* [Data listing]:
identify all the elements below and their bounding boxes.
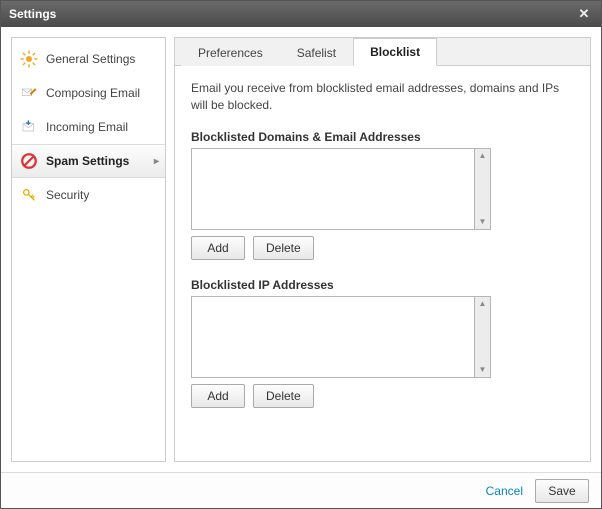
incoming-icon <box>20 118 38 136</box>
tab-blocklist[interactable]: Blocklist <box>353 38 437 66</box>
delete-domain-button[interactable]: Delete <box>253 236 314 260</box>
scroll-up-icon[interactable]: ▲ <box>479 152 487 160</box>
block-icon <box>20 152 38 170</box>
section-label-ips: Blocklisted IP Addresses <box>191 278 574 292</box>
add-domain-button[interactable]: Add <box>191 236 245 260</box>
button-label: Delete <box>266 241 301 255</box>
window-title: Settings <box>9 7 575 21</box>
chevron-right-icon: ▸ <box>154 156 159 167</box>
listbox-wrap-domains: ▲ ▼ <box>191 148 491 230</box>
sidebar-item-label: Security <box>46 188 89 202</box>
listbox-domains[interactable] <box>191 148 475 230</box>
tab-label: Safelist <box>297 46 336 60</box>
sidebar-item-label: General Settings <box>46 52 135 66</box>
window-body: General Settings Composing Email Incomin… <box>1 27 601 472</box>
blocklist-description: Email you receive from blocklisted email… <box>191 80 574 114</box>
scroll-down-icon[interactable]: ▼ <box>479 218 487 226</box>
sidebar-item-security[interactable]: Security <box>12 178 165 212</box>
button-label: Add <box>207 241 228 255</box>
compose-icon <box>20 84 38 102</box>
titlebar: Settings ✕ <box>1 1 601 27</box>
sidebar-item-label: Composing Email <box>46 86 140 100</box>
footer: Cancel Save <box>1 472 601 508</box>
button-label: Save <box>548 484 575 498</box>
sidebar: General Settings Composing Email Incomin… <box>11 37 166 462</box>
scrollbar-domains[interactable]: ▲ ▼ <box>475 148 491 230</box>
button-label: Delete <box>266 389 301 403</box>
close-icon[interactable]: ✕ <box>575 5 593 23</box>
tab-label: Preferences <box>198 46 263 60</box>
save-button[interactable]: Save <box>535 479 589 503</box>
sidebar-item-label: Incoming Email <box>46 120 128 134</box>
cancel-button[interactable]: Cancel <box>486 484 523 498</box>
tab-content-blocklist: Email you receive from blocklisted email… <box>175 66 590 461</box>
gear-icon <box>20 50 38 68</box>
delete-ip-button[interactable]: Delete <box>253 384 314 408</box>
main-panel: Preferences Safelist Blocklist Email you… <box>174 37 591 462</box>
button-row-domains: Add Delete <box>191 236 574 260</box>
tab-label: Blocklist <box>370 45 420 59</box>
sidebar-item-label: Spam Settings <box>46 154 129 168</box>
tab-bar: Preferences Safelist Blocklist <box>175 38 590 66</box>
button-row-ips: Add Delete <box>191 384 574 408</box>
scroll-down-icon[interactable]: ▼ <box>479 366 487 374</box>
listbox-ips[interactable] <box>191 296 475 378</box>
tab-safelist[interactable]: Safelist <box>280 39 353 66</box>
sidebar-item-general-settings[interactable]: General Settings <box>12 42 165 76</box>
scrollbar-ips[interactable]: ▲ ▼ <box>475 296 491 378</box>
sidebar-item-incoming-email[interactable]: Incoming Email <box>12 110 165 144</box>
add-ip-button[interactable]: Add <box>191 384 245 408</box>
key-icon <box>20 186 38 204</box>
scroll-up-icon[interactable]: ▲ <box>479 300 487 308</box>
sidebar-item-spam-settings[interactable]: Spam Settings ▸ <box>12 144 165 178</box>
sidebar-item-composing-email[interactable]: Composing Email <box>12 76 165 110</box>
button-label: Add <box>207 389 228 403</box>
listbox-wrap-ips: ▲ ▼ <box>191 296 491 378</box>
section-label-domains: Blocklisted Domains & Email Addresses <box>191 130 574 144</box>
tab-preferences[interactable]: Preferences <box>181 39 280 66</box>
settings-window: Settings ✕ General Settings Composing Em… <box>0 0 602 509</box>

* [WHAT YOU WILL DO]: Pull out every line of the data above that contains the string "icon", treating uppercase and lowercase as different.

* [EXPECTED OUTPUT]:
incoming-icon <box>20 118 38 136</box>
scroll-up-icon[interactable]: ▲ <box>479 152 487 160</box>
block-icon <box>20 152 38 170</box>
chevron-right-icon: ▸ <box>154 156 159 167</box>
scroll-down-icon[interactable]: ▼ <box>479 218 487 226</box>
compose-icon <box>20 84 38 102</box>
close-icon[interactable]: ✕ <box>575 5 593 23</box>
gear-icon <box>20 50 38 68</box>
scroll-down-icon[interactable]: ▼ <box>479 366 487 374</box>
key-icon <box>20 186 38 204</box>
scroll-up-icon[interactable]: ▲ <box>479 300 487 308</box>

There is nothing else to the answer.